For optometry students, the official licensing exam—termed the National Board of Examiners in Optometry (NBEO)—is not taken lightly.
The test is very difficult to pass, and it determines the fate of an optometry student’s career. Passing the NBEO is the light at the end of a diligent four-year tunnel of curriculum, clinical rotations, and test-taking.
A recent court motion has created noise among optometry students, recent graduates, and practicing optometrists alike. If the matter is not resolved soon, the many new graduates planning to practice optometry in the state of Florida may be forced to delay their career and potentially retake the NBEO exam. Retaking the exam would cost significant time and resources.
It is critical to consider all facets of this matter including the detrimental effects it could have on our fellow optometry students and graduates.
In 2014, the Florida Board of Optometry had a rule stating that applicants for licensure in Florida must obtain passing scores on the NBEO exam within a seven-year period immediately before licensure application.
In 2016, there were efforts that urged the Board to modify the “seven-year rule,” as it did not allow optometrists from other states to use their NBEO exam scores older than seven years to obtain licensure. The underlying objective was to allow applicants to be able to use their scores on all parts of the exam that had been obtained at any time prior to their licensure application.
At the time, the Board of Optometry did not budge on the seven-year rule; however, just recently in 2017, a judge declared the seven-year rule as invalid, specifying that the rule ignores language found in the law that states the Board must certify an applicant as eligible prior to the applicant taking the NBEO exam. If this language sticks, the Board will no longer consider any scores from the NBEO exam taken before a candidate files an application in Florida.

## GIVEN DATA

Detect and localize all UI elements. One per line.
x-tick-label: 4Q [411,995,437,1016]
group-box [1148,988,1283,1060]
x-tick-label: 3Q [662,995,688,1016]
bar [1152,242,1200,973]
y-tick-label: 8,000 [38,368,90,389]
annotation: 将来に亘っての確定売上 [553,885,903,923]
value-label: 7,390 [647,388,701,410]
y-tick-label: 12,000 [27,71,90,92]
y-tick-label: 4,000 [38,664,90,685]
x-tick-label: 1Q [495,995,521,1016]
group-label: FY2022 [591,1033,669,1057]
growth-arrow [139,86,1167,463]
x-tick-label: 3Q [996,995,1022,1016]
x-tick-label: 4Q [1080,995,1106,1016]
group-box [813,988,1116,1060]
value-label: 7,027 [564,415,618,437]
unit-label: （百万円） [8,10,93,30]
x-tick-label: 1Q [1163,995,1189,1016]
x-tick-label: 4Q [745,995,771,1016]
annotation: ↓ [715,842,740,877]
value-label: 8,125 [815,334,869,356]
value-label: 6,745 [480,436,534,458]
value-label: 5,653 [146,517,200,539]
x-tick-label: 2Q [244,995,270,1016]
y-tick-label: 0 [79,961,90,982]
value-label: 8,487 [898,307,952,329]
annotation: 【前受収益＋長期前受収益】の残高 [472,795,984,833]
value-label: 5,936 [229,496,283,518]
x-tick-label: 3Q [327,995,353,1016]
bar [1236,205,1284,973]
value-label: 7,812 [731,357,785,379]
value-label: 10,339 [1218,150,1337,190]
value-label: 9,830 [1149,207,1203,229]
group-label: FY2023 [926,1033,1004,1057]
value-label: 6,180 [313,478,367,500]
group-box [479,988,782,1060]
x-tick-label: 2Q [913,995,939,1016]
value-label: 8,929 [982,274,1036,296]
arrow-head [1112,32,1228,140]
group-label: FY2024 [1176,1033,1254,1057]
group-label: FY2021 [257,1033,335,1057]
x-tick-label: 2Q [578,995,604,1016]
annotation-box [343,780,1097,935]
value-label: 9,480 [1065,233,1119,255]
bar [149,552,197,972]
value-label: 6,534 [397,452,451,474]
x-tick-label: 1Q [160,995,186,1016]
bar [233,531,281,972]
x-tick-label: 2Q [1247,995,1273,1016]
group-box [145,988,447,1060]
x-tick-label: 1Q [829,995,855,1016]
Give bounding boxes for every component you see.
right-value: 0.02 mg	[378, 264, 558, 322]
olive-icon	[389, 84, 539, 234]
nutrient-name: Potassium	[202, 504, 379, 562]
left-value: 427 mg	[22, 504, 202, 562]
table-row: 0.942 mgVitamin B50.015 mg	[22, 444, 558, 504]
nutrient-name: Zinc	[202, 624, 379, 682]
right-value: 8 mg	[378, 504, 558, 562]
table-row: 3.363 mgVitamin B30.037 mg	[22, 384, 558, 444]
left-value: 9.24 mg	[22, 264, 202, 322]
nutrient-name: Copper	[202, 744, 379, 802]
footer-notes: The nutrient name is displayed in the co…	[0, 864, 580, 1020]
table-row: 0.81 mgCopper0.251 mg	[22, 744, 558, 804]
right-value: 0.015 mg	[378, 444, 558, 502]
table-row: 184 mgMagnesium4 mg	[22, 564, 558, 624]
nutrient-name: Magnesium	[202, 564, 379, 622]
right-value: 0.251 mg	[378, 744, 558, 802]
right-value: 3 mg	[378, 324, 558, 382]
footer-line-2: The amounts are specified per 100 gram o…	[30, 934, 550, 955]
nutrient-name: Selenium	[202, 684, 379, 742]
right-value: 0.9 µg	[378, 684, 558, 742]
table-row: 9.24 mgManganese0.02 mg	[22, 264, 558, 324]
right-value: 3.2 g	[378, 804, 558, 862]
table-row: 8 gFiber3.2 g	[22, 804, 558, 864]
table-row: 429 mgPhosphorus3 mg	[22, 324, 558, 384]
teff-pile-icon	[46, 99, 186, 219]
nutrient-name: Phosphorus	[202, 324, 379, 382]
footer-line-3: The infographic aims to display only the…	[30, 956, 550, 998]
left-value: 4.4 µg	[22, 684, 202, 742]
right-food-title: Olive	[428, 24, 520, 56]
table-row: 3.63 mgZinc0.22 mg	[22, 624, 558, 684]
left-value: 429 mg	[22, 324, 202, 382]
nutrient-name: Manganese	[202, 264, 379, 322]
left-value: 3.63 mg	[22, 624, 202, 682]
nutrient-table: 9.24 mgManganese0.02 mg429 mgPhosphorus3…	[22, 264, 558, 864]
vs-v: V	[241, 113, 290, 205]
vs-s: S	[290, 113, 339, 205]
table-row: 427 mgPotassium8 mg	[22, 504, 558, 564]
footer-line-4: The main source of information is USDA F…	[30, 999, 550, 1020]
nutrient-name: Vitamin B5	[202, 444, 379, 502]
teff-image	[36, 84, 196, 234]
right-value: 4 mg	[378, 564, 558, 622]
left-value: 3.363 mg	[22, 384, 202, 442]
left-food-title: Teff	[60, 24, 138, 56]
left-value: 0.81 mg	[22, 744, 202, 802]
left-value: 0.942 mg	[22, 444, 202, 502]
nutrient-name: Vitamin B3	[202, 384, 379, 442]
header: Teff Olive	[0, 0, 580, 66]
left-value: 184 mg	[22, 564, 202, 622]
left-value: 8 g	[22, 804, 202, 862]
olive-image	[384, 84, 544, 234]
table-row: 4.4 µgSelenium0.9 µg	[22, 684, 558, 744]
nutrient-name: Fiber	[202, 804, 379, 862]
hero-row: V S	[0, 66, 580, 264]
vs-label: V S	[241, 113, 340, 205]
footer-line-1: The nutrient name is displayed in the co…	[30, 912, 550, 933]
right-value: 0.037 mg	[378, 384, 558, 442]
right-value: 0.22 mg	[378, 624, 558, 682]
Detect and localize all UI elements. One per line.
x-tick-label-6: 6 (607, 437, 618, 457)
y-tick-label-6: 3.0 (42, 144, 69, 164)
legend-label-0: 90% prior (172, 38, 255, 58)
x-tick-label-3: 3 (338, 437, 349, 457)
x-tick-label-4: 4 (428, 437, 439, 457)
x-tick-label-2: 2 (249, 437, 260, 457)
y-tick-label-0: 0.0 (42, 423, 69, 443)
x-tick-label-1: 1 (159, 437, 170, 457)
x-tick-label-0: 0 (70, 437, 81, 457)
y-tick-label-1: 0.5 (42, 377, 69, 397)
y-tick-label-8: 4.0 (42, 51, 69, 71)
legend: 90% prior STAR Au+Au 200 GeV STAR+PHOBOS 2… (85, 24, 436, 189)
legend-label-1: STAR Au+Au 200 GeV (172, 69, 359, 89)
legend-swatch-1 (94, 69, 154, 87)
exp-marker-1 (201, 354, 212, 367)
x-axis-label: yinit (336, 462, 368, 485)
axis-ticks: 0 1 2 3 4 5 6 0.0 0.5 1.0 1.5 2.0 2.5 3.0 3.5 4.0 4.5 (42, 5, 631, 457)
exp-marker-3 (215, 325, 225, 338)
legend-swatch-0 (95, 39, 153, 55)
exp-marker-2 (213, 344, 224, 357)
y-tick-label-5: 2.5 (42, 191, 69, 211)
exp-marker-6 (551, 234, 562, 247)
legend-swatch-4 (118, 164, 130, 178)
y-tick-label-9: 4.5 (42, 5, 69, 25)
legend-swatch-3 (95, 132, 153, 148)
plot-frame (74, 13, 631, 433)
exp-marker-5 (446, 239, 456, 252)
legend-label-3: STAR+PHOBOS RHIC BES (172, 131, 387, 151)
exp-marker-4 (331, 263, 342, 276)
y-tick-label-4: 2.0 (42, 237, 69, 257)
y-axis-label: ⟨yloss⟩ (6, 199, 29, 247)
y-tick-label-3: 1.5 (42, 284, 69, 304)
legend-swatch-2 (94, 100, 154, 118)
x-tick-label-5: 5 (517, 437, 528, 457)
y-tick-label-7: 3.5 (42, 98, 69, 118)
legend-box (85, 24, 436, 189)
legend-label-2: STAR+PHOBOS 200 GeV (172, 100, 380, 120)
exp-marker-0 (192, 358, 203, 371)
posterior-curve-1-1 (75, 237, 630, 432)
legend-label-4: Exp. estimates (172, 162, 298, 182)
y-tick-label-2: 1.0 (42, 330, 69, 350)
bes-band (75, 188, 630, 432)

## TASKS TO CARRY OUT
#1 Transcribe everything in the optometry licensing passage from "A recent court" down to "before licensure application.".
#2 Answer these questions from the optometry licensing passage:
(a) What is the full name of the exam abbreviated NBEO?
(b) Under the Florida Board of Optometry's 2014 rule, within what period did applicants have to obtain passing NBEO scores?
(c) In what year did a judge declare the seven-year rule invalid?
#3 Resume the optometry licensing passage after its final sentence, keeping the same voice and subject.

## EXPECTED RESPONSES
#1
A recent court motion has created noise among optometry students, recent graduates, and practicing optometrists alike. If the matter is not resolved soon, the many new graduates planning to practice optometry in the state of Florida may be forced to delay their career and potentially retake the NBEO exam. Retaking the exam would cost significant time and resources.
It is critical to consider all facets of this matter including the detrimental effects it could have on our fellow optometry students and graduates.
In 2014, the Florida Board of Optometry had a rule stating that applicants for licensure in Florida must obtain passing scores on the NBEO exam within a seven-year period immediately before licensure application.

#2
(a) The National Board of Examiners in Optometry.
(b) Within a seven-year period immediately before licensure application.
(c) 2017.

#3
Since most optometry students take Parts I, II and III of the NBEO exam during their student years before they apply for licensure, it’s apparent how this ruling would be detrimental to so many.
To date, Florida law has required optometry students to complete a rigorous curriculum, which includes taking the NBEO exam Parts I, II and III throughout their educational career as third- and fourth-year students to meet graduation requirements. Then, the candidates submit an application for licensure to obtain their optometry license.
If the recent oversight is approved, this raises a problem for current optometry students. Students would be required to have an existing application for licensure on file prior to taking any part of the NBEO exam. But, with the law to date, it’s clear that applying for a Florida licensure prior to taking the exam is not feasible for current students, as they have not yet graduated or completed the allotted course hours stated in the application for Florida licensure.
Current students and recent graduates are extremely concerned with the status of this decision. If this previously overlooked rule is to come into effect, practicing optometrists and upcoming graduates will suddenly be unable to use their NBEO exam scores they completed prior to achieving licensure in Florida. Additionally, since the seven-year rule has been invalidated, there is no flexibility to receive a situational waiver or variance.
If the ruling stands, it is suggested that many Florida optometry students would be required to retake the NBEO exam, creating a great deal of financial and professional hardship.
Students in the graduating class of 2017 who wish to practice in Florida may be required to retake Parts I, II and III of the NBEO exam. This would delay their career growth extensively.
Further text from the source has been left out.